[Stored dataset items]

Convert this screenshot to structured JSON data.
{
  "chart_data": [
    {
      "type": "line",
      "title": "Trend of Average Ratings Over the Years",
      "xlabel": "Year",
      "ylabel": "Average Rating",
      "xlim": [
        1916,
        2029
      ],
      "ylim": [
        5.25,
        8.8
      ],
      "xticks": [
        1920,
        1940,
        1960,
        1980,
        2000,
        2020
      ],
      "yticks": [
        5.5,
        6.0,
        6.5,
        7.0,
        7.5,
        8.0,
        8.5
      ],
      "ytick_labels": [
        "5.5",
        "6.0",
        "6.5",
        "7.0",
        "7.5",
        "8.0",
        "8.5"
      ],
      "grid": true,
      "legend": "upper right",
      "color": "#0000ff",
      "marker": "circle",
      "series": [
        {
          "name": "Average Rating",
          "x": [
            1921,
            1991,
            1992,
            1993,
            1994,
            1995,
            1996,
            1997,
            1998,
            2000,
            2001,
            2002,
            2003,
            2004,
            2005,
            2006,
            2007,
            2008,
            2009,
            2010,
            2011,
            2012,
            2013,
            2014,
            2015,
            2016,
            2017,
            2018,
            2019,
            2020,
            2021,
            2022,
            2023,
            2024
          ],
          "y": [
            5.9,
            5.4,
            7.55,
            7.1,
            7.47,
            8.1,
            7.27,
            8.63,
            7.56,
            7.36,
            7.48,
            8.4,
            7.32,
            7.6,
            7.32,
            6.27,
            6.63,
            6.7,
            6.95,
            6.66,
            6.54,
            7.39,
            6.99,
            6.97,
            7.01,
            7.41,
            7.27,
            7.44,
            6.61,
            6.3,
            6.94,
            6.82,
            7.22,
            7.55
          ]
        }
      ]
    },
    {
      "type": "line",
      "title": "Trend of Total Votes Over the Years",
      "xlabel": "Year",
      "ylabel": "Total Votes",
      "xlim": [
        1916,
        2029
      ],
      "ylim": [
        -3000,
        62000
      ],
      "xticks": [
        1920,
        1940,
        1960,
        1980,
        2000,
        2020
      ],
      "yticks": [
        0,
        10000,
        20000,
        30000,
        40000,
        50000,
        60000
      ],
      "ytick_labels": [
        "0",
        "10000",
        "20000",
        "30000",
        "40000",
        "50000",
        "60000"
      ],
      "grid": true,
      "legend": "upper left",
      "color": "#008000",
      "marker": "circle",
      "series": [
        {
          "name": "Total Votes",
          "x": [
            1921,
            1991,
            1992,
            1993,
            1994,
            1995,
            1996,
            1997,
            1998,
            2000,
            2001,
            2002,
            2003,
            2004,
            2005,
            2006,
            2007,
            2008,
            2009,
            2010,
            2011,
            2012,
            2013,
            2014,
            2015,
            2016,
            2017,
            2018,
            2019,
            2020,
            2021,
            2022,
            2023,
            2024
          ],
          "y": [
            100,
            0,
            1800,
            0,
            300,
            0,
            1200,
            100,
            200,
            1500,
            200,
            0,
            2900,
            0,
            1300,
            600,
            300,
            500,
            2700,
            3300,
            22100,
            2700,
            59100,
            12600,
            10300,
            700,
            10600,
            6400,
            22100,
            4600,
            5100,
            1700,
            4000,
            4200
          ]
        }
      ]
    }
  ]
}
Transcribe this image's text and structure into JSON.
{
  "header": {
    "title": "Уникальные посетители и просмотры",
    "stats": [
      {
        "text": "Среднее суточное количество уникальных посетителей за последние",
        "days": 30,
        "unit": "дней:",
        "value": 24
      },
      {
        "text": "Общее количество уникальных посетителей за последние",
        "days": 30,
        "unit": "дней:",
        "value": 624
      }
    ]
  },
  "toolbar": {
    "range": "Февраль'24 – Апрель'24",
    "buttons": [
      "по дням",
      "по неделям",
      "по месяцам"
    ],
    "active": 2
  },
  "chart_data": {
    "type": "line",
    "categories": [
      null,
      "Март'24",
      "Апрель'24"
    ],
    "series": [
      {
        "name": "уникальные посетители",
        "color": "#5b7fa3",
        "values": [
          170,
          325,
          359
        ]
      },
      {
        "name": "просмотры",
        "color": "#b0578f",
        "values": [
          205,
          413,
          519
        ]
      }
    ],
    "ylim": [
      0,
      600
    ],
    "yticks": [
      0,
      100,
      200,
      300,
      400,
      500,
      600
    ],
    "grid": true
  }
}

*TASK TO COMPLETE*.
Gather, from the listing above, every line carrying the word "Over".

*RESULT FOR THIS TASK*.
      "title": "Trend of Average Ratings Over the Years",
      "title": "Trend of Total Votes Over the Years",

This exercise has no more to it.